Problem statement ▸
Extract the full set of records that follows, word for word.

(begin)

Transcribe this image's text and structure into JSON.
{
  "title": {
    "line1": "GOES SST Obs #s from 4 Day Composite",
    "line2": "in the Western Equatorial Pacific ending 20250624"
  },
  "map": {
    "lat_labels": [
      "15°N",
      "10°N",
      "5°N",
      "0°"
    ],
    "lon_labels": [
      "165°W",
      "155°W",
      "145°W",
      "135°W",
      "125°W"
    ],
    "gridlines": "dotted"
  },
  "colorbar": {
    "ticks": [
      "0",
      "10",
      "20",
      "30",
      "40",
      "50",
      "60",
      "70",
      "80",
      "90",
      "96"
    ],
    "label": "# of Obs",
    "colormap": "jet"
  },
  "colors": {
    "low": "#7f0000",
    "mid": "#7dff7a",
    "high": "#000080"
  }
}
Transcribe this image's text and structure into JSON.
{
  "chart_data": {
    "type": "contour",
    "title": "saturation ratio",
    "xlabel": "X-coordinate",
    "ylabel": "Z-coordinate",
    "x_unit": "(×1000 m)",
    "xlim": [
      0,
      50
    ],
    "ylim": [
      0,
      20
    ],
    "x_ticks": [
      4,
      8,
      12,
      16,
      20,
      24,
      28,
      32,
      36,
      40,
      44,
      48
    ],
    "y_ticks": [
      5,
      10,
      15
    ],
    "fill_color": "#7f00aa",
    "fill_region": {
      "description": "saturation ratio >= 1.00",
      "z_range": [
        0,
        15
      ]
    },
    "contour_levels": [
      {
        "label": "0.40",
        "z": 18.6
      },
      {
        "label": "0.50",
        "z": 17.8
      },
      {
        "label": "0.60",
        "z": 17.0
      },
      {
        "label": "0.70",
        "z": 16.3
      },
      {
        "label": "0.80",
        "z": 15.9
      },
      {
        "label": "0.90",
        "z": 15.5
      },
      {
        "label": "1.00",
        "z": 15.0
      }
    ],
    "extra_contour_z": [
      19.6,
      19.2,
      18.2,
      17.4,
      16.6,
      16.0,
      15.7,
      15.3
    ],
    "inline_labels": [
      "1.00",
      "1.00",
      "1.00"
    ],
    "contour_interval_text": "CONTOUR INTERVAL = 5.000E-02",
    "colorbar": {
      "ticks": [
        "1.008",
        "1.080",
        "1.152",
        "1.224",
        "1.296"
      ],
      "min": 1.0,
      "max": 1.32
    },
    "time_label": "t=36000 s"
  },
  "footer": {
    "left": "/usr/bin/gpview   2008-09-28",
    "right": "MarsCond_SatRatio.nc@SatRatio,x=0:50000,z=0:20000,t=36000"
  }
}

(end)

Answer for the task ▸
Transcribe this image's text and structure into JSON.
{
  "title": {
    "line1": "GOES SST Obs #s from 4 Day Composite",
    "line2": "in the Western Equatorial Pacific ending 20250624"
  },
  "map": {
    "lat_labels": [
      "15°N",
      "10°N",
      "5°N",
      "0°"
    ],
    "lon_labels": [
      "165°W",
      "155°W",
      "145°W",
      "135°W",
      "125°W"
    ],
    "gridlines": "dotted"
  },
  "colorbar": {
    "ticks": [
      "0",
      "10",
      "20",
      "30",
      "40",
      "50",
      "60",
      "70",
      "80",
      "90",
      "96"
    ],
    "label": "# of Obs",
    "colormap": "jet"
  },
  "colors": {
    "low": "#7f0000",
    "mid": "#7dff7a",
    "high": "#000080"
  }
}
Transcribe this image's text and structure into JSON.
{
  "chart_data": {
    "type": "contour",
    "title": "saturation ratio",
    "xlabel": "X-coordinate",
    "ylabel": "Z-coordinate",
    "x_unit": "(×1000 m)",
    "xlim": [
      0,
      50
    ],
    "ylim": [
      0,
      20
    ],
    "x_ticks": [
      4,
      8,
      12,
      16,
      20,
      24,
      28,
      32,
      36,
      40,
      44,
      48
    ],
    "y_ticks": [
      5,
      10,
      15
    ],
    "fill_color": "#7f00aa",
    "fill_region": {
      "description": "saturation ratio >= 1.00",
      "z_range": [
        0,
        15
      ]
    },
    "contour_levels": [
      {
        "label": "0.40",
        "z": 18.6
      },
      {
        "label": "0.50",
        "z": 17.8
      },
      {
        "label": "0.60",
        "z": 17.0
      },
      {
        "label": "0.70",
        "z": 16.3
      },
      {
        "label": "0.80",
        "z": 15.9
      },
      {
        "label": "0.90",
        "z": 15.5
      },
      {
        "label": "1.00",
        "z": 15.0
      }
    ],
    "extra_contour_z": [
      19.6,
      19.2,
      18.2,
      17.4,
      16.6,
      16.0,
      15.7,
      15.3
    ],
    "inline_labels": [
      "1.00",
      "1.00",
      "1.00"
    ],
    "contour_interval_text": "CONTOUR INTERVAL = 5.000E-02",
    "colorbar": {
      "ticks": [
        "1.008",
        "1.080",
        "1.152",
        "1.224",
        "1.296"
      ],
      "min": 1.0,
      "max": 1.32
    },
    "time_label": "t=36000 s"
  },
  "footer": {
    "left": "/usr/bin/gpview   2008-09-28",
    "right": "MarsCond_SatRatio.nc@SatRatio,x=0:50000,z=0:20000,t=36000"
  }
}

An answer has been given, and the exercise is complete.